(Structured figure records)
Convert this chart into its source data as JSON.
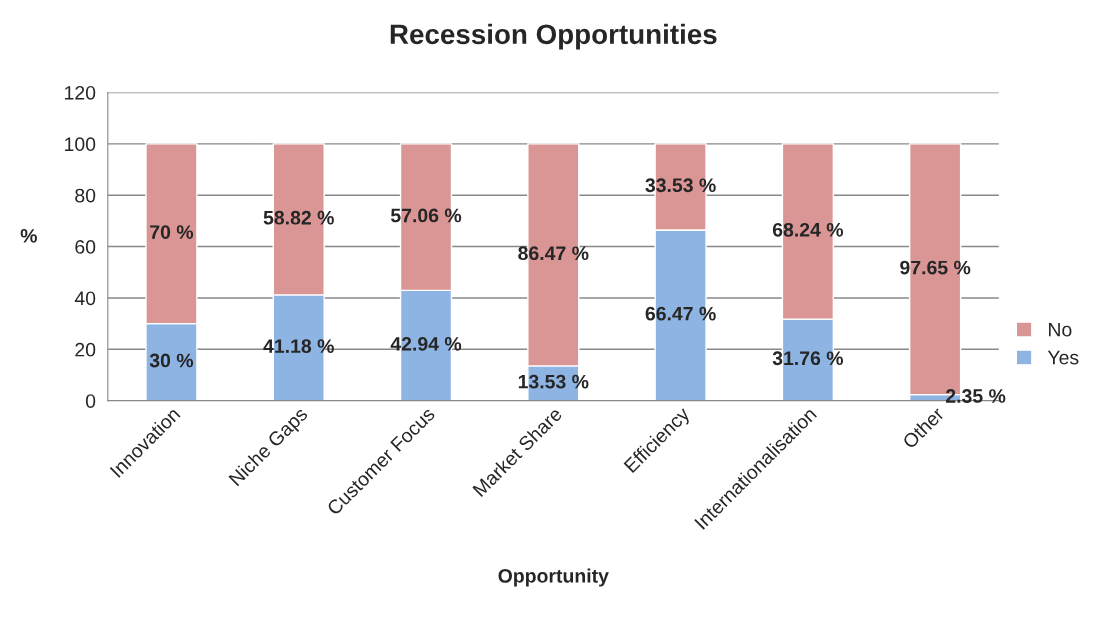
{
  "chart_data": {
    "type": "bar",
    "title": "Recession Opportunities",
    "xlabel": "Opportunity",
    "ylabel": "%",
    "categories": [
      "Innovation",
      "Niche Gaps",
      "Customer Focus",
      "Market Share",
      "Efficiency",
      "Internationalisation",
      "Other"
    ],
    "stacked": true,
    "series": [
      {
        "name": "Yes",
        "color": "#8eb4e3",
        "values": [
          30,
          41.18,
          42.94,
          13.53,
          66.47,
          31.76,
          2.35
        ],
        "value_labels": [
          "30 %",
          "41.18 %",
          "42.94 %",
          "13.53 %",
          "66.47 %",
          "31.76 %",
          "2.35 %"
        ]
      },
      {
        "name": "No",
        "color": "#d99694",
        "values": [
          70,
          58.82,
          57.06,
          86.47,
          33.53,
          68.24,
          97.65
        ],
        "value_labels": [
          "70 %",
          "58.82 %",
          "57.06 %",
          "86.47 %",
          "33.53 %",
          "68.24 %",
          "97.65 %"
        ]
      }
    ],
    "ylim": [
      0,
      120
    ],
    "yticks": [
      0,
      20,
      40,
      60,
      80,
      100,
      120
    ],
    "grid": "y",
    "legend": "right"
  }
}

**PROBLEM DETAILS**: Leave out the pictures and output the rest of the material exactly as written.

**FULL ANSWER**:
Convert this chart into its source data as JSON.
{
  "chart_data": {
    "type": "bar",
    "title": "Recession Opportunities",
    "xlabel": "Opportunity",
    "ylabel": "%",
    "categories": [
      "Innovation",
      "Niche Gaps",
      "Customer Focus",
      "Market Share",
      "Efficiency",
      "Internationalisation",
      "Other"
    ],
    "stacked": true,
    "series": [
      {
        "name": "Yes",
        "color": "#8eb4e3",
        "values": [
          30,
          41.18,
          42.94,
          13.53,
          66.47,
          31.76,
          2.35
        ],
        "value_labels": [
          "30 %",
          "41.18 %",
          "42.94 %",
          "13.53 %",
          "66.47 %",
          "31.76 %",
          "2.35 %"
        ]
      },
      {
        "name": "No",
        "color": "#d99694",
        "values": [
          70,
          58.82,
          57.06,
          86.47,
          33.53,
          68.24,
          97.65
        ],
        "value_labels": [
          "70 %",
          "58.82 %",
          "57.06 %",
          "86.47 %",
          "33.53 %",
          "68.24 %",
          "97.65 %"
        ]
      }
    ],
    "ylim": [
      0,
      120
    ],
    "yticks": [
      0,
      20,
      40,
      60,
      80,
      100,
      120
    ],
    "grid": "y",
    "legend": "right"
  }
}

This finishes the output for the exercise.